## start Data for this task

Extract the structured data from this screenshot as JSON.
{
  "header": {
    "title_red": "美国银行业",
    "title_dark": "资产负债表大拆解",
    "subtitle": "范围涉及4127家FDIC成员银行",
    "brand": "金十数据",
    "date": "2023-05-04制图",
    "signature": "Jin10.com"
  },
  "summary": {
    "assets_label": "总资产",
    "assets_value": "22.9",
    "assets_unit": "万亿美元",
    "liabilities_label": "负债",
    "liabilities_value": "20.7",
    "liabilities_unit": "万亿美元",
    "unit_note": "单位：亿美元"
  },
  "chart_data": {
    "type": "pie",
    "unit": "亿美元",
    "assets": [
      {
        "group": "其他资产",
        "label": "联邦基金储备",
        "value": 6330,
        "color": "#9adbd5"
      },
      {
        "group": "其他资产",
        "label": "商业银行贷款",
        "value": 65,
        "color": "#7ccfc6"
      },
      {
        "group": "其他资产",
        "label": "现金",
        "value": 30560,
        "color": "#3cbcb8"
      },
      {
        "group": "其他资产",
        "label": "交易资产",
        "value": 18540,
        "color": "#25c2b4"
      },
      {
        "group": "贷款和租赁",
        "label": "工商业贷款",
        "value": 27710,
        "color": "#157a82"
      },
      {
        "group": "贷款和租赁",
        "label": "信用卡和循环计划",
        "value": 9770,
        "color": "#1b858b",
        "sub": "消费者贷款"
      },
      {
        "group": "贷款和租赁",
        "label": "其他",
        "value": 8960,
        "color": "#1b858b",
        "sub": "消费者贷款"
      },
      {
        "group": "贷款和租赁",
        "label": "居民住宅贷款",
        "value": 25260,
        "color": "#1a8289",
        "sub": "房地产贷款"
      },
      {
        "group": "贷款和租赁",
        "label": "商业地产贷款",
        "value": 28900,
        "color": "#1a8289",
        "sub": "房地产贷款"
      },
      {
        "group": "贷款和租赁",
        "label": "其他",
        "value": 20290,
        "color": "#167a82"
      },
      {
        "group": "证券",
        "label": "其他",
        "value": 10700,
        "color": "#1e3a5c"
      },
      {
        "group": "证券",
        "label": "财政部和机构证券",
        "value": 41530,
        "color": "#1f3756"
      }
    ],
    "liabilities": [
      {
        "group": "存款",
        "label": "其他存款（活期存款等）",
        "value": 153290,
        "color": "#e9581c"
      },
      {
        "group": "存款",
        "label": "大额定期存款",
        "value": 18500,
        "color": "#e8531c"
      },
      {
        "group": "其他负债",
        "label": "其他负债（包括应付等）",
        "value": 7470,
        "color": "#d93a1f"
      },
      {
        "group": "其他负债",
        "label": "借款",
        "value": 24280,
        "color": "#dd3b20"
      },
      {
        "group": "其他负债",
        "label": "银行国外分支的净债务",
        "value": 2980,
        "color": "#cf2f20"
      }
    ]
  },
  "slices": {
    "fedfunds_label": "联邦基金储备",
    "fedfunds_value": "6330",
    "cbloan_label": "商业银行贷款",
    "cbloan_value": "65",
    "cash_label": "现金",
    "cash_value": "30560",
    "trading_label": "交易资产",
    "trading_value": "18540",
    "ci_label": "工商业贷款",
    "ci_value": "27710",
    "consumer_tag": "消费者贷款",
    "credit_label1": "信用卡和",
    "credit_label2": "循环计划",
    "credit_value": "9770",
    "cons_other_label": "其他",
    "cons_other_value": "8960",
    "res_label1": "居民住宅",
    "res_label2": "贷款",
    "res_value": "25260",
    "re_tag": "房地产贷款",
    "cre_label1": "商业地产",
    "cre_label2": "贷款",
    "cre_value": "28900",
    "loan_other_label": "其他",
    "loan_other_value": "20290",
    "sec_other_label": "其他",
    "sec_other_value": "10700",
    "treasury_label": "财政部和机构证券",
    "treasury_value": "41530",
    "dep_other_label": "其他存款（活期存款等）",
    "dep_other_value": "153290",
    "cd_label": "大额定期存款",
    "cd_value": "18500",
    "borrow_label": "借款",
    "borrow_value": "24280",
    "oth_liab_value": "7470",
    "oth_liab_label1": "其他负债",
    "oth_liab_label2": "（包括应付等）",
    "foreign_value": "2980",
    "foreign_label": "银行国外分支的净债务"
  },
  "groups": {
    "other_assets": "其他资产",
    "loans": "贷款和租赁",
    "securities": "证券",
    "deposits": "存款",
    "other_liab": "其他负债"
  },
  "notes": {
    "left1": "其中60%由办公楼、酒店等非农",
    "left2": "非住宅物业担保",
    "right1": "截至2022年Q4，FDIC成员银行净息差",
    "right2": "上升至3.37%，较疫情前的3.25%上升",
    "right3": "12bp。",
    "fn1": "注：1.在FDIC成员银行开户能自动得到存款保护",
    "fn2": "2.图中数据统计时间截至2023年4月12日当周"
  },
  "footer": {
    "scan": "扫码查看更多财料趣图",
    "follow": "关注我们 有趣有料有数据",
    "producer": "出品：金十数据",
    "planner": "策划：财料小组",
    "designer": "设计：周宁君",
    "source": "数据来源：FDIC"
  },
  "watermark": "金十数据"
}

## end Data for this task

**Task objective:** Make an exact copy of every line in the data.

**The answer:**
Extract the structured data from this screenshot as JSON.
{
  "header": {
    "title_red": "美国银行业",
    "title_dark": "资产负债表大拆解",
    "subtitle": "范围涉及4127家FDIC成员银行",
    "brand": "金十数据",
    "date": "2023-05-04制图",
    "signature": "Jin10.com"
  },
  "summary": {
    "assets_label": "总资产",
    "assets_value": "22.9",
    "assets_unit": "万亿美元",
    "liabilities_label": "负债",
    "liabilities_value": "20.7",
    "liabilities_unit": "万亿美元",
    "unit_note": "单位：亿美元"
  },
  "chart_data": {
    "type": "pie",
    "unit": "亿美元",
    "assets": [
      {
        "group": "其他资产",
        "label": "联邦基金储备",
        "value": 6330,
        "color": "#9adbd5"
      },
      {
        "group": "其他资产",
        "label": "商业银行贷款",
        "value": 65,
        "color": "#7ccfc6"
      },
      {
        "group": "其他资产",
        "label": "现金",
        "value": 30560,
        "color": "#3cbcb8"
      },
      {
        "group": "其他资产",
        "label": "交易资产",
        "value": 18540,
        "color": "#25c2b4"
      },
      {
        "group": "贷款和租赁",
        "label": "工商业贷款",
        "value": 27710,
        "color": "#157a82"
      },
      {
        "group": "贷款和租赁",
        "label": "信用卡和循环计划",
        "value": 9770,
        "color": "#1b858b",
        "sub": "消费者贷款"
      },
      {
        "group": "贷款和租赁",
        "label": "其他",
        "value": 8960,
        "color": "#1b858b",
        "sub": "消费者贷款"
      },
      {
        "group": "贷款和租赁",
        "label": "居民住宅贷款",
        "value": 25260,
        "color": "#1a8289",
        "sub": "房地产贷款"
      },
      {
        "group": "贷款和租赁",
        "label": "商业地产贷款",
        "value": 28900,
        "color": "#1a8289",
        "sub": "房地产贷款"
      },
      {
        "group": "贷款和租赁",
        "label": "其他",
        "value": 20290,
        "color": "#167a82"
      },
      {
        "group": "证券",
        "label": "其他",
        "value": 10700,
        "color": "#1e3a5c"
      },
      {
        "group": "证券",
        "label": "财政部和机构证券",
        "value": 41530,
        "color": "#1f3756"
      }
    ],
    "liabilities": [
      {
        "group": "存款",
        "label": "其他存款（活期存款等）",
        "value": 153290,
        "color": "#e9581c"
      },
      {
        "group": "存款",
        "label": "大额定期存款",
        "value": 18500,
        "color": "#e8531c"
      },
      {
        "group": "其他负债",
        "label": "其他负债（包括应付等）",
        "value": 7470,
        "color": "#d93a1f"
      },
      {
        "group": "其他负债",
        "label": "借款",
        "value": 24280,
        "color": "#dd3b20"
      },
      {
        "group": "其他负债",
        "label": "银行国外分支的净债务",
        "value": 2980,
        "color": "#cf2f20"
      }
    ]
  },
  "slices": {
    "fedfunds_label": "联邦基金储备",
    "fedfunds_value": "6330",
    "cbloan_label": "商业银行贷款",
    "cbloan_value": "65",
    "cash_label": "现金",
    "cash_value": "30560",
    "trading_label": "交易资产",
    "trading_value": "18540",
    "ci_label": "工商业贷款",
    "ci_value": "27710",
    "consumer_tag": "消费者贷款",
    "credit_label1": "信用卡和",
    "credit_label2": "循环计划",
    "credit_value": "9770",
    "cons_other_label": "其他",
    "cons_other_value": "8960",
    "res_label1": "居民住宅",
    "res_label2": "贷款",
    "res_value": "25260",
    "re_tag": "房地产贷款",
    "cre_label1": "商业地产",
    "cre_label2": "贷款",
    "cre_value": "28900",
    "loan_other_label": "其他",
    "loan_other_value": "20290",
    "sec_other_label": "其他",
    "sec_other_value": "10700",
    "treasury_label": "财政部和机构证券",
    "treasury_value": "41530",
    "dep_other_label": "其他存款（活期存款等）",
    "dep_other_value": "153290",
    "cd_label": "大额定期存款",
    "cd_value": "18500",
    "borrow_label": "借款",
    "borrow_value": "24280",
    "oth_liab_value": "7470",
    "oth_liab_label1": "其他负债",
    "oth_liab_label2": "（包括应付等）",
    "foreign_value": "2980",
    "foreign_label": "银行国外分支的净债务"
  },
  "groups": {
    "other_assets": "其他资产",
    "loans": "贷款和租赁",
    "securities": "证券",
    "deposits": "存款",
    "other_liab": "其他负债"
  },
  "notes": {
    "left1": "其中60%由办公楼、酒店等非农",
    "left2": "非住宅物业担保",
    "right1": "截至2022年Q4，FDIC成员银行净息差",
    "right2": "上升至3.37%，较疫情前的3.25%上升",
    "right3": "12bp。",
    "fn1": "注：1.在FDIC成员银行开户能自动得到存款保护",
    "fn2": "2.图中数据统计时间截至2023年4月12日当周"
  },
  "footer": {
    "scan": "扫码查看更多财料趣图",
    "follow": "关注我们 有趣有料有数据",
    "producer": "出品：金十数据",
    "planner": "策划：财料小组",
    "designer": "设计：周宁君",
    "source": "数据来源：FDIC"
  },
  "watermark": "金十数据"
}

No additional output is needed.